[Stated task]:
Filter the data below for the string "JSON" and copy each matching line.

[Material to process]:
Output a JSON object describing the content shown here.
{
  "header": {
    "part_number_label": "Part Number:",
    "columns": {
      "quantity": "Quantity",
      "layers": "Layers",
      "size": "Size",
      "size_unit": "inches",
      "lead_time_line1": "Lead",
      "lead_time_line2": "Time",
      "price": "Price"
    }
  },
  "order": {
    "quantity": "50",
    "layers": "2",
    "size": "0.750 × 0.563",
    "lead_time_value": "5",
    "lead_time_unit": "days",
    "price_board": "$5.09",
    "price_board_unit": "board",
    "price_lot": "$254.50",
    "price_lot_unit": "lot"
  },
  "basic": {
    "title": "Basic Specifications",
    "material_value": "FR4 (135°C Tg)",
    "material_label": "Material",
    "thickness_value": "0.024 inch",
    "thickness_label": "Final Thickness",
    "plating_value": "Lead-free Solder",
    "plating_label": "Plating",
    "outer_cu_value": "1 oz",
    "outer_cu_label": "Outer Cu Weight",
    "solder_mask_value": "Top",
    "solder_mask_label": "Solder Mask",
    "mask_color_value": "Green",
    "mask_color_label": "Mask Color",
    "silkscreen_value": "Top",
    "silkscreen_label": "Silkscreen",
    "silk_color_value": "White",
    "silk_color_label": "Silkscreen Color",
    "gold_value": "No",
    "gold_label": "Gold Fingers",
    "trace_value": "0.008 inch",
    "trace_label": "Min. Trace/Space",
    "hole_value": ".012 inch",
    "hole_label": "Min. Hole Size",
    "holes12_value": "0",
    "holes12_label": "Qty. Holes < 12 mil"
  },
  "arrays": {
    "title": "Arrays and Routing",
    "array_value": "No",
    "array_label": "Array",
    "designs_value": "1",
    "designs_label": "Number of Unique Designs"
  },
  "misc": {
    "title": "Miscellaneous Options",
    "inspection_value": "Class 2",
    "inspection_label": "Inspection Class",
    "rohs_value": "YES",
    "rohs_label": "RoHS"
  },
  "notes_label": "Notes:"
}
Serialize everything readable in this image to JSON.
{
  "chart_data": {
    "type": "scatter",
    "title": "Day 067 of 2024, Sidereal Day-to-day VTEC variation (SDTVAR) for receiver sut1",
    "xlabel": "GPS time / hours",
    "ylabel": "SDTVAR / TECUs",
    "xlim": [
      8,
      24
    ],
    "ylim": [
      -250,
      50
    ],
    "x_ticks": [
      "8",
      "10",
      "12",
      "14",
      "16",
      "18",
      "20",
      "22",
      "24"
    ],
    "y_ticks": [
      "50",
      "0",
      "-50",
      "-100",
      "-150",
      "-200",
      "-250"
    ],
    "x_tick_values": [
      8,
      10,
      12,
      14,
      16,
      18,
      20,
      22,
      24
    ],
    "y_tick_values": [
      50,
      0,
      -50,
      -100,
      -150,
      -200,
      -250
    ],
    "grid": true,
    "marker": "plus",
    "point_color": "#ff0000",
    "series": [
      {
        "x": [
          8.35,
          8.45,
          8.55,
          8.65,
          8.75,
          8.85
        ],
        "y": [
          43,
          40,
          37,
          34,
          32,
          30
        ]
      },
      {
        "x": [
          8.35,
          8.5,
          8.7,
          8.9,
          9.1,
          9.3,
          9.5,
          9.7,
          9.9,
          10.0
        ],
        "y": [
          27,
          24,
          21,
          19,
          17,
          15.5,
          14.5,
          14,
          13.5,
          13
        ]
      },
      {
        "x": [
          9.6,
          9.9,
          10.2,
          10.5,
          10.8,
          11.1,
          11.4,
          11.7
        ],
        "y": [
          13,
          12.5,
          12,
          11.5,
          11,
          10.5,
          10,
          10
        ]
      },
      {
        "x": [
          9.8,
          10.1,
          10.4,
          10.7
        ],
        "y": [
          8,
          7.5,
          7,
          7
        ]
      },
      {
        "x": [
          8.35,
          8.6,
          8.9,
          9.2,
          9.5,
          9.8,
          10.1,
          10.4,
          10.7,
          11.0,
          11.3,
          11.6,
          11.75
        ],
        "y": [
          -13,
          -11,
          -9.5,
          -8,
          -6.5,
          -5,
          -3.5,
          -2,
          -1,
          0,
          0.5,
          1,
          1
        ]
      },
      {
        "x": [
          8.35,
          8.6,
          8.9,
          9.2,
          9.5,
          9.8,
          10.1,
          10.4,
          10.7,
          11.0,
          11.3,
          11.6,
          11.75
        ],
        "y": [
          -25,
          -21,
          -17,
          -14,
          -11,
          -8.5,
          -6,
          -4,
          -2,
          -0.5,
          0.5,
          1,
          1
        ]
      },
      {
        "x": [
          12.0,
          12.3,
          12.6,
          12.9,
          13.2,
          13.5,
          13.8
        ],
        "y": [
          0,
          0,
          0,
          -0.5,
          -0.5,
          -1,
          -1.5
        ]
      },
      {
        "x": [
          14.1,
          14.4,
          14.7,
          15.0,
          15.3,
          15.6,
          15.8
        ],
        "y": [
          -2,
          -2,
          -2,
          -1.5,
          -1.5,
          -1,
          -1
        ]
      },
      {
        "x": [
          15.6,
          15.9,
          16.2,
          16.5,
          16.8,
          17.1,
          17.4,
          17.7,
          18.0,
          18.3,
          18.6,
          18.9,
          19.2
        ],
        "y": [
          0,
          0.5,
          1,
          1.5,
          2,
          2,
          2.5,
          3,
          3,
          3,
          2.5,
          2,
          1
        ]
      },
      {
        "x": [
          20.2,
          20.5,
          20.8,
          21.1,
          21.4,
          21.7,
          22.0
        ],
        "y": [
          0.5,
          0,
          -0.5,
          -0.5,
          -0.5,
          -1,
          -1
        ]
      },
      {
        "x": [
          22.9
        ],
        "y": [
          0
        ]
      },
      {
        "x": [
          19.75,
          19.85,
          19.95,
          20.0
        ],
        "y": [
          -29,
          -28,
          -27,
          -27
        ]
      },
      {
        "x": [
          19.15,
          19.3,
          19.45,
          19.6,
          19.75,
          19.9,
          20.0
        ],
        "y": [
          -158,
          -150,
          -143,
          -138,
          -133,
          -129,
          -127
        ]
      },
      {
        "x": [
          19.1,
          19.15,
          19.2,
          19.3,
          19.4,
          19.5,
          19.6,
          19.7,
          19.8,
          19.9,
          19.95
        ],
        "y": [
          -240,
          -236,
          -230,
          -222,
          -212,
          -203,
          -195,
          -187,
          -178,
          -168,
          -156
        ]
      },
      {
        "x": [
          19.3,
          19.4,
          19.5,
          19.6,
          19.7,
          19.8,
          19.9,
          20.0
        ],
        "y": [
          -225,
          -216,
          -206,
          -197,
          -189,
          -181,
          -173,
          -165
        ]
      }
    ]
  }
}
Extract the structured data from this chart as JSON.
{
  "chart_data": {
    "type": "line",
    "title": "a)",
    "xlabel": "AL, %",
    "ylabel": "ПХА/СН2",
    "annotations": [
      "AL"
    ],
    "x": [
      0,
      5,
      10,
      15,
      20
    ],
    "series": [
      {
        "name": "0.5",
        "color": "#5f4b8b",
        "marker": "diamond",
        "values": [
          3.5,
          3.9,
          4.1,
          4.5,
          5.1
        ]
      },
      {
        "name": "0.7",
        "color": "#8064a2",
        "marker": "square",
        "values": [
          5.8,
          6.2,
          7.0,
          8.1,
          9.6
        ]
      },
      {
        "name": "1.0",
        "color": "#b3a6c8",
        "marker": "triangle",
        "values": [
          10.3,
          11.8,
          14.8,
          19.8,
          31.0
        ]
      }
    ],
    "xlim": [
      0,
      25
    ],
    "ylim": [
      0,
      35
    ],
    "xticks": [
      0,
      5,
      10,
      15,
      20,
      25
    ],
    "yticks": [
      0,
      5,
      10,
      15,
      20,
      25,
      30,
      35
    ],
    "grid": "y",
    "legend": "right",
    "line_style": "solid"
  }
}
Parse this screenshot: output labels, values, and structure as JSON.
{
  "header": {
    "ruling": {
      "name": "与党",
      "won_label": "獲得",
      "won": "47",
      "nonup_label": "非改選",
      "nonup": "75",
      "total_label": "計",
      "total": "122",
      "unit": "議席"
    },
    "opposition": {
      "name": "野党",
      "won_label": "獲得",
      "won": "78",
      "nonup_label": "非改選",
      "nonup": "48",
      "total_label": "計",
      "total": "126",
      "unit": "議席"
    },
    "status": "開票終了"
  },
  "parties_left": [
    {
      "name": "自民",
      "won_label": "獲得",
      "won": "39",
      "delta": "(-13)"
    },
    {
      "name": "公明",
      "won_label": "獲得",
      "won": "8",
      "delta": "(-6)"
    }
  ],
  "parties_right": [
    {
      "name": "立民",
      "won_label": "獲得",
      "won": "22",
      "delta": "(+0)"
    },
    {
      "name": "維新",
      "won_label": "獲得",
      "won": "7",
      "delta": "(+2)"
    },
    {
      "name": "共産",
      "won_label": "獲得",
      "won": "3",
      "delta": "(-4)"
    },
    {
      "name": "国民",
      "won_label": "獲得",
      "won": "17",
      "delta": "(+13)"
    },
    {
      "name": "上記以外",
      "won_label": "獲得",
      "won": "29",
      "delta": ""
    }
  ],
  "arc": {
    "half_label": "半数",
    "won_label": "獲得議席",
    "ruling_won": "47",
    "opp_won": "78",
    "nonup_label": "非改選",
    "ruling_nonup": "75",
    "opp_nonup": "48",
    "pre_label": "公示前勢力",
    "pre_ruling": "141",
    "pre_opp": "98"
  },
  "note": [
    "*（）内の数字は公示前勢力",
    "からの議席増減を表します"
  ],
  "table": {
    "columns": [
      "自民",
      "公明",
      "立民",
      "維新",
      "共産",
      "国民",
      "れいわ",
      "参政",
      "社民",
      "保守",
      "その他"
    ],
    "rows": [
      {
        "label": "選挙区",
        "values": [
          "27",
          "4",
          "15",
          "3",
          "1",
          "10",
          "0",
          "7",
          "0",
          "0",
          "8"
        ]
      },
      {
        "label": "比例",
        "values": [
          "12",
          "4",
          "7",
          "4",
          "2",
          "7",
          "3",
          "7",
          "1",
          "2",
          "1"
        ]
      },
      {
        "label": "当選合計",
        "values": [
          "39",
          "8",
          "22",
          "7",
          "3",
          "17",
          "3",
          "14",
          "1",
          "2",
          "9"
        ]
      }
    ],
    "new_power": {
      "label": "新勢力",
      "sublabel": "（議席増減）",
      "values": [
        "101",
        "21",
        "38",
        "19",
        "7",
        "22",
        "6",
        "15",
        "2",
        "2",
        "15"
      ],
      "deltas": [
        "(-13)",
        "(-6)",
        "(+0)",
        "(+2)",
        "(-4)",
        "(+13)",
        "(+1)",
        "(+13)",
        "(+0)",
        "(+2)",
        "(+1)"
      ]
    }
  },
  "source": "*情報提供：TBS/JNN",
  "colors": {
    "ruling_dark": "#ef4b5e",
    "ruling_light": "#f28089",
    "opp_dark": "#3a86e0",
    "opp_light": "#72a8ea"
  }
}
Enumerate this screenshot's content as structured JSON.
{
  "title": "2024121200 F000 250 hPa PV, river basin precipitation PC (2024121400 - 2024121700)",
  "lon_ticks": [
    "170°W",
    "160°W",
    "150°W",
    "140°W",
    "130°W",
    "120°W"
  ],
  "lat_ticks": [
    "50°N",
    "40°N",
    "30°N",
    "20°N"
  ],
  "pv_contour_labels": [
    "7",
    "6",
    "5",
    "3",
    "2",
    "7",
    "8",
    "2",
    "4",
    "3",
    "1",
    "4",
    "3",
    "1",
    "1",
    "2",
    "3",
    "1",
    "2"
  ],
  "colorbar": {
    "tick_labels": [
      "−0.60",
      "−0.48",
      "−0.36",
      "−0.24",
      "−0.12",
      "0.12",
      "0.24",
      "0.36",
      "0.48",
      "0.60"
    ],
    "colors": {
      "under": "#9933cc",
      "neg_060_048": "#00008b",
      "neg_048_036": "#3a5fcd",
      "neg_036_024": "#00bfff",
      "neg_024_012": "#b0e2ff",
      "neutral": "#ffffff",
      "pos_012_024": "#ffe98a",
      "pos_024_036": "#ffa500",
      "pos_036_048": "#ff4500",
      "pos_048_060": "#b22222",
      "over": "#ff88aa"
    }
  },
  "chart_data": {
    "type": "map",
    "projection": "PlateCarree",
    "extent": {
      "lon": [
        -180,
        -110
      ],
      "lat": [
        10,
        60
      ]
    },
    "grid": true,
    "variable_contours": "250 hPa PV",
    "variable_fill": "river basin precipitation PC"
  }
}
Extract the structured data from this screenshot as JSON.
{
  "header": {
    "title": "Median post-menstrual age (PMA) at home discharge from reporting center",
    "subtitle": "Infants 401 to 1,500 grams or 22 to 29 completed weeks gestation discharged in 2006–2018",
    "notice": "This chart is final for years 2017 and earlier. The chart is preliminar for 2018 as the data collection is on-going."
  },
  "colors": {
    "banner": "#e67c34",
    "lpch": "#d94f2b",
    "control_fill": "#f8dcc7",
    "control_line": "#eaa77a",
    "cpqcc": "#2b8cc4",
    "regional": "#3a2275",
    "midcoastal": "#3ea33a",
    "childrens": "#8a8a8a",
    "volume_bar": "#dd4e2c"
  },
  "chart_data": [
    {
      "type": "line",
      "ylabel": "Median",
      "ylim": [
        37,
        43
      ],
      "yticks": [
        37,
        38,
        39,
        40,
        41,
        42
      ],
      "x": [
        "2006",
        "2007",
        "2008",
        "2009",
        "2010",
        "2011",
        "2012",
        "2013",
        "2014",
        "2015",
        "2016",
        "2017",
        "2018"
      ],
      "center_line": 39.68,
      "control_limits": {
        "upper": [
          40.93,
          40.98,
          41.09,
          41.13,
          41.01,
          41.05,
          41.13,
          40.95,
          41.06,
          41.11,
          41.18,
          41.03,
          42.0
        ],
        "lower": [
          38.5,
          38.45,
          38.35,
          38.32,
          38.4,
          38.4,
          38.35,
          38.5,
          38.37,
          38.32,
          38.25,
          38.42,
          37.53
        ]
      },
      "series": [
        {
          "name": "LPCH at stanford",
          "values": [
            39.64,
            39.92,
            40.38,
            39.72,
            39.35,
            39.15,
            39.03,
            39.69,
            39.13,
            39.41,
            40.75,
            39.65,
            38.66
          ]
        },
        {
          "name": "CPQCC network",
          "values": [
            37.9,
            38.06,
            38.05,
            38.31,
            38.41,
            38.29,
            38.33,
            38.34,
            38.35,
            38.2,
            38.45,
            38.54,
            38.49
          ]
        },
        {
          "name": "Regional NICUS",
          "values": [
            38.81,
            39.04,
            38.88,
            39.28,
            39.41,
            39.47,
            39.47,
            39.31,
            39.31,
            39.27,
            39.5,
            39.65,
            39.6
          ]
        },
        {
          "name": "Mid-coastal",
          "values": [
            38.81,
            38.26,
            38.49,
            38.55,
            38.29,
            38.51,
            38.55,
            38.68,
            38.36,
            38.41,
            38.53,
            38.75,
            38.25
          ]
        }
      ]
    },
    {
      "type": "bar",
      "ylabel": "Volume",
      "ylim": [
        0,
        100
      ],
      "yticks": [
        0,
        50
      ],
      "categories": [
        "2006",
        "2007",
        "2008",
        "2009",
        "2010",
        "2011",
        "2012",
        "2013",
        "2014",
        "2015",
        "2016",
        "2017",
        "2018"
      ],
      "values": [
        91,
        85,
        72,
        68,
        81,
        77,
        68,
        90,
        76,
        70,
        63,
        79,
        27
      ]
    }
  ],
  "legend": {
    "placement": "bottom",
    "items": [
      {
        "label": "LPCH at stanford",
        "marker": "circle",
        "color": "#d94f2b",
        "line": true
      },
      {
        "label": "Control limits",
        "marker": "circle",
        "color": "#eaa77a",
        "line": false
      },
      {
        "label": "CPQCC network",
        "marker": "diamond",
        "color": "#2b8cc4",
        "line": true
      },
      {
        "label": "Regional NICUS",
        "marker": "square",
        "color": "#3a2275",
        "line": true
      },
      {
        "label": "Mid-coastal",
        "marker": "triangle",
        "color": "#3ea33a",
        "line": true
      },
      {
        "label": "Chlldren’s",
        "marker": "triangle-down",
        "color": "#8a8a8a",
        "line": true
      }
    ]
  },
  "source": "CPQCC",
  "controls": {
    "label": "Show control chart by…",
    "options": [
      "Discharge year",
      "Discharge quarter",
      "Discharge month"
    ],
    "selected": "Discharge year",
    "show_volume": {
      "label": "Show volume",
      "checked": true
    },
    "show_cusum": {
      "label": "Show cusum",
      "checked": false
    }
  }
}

[Response to the exercise]:
Output a JSON object describing the content shown here.
Serialize everything readable in this image to JSON.
Extract the structured data from this chart as JSON.
Parse this screenshot: output labels, values, and structure as JSON.
Enumerate this screenshot's content as structured JSON.
Extract the structured data from this screenshot as JSON.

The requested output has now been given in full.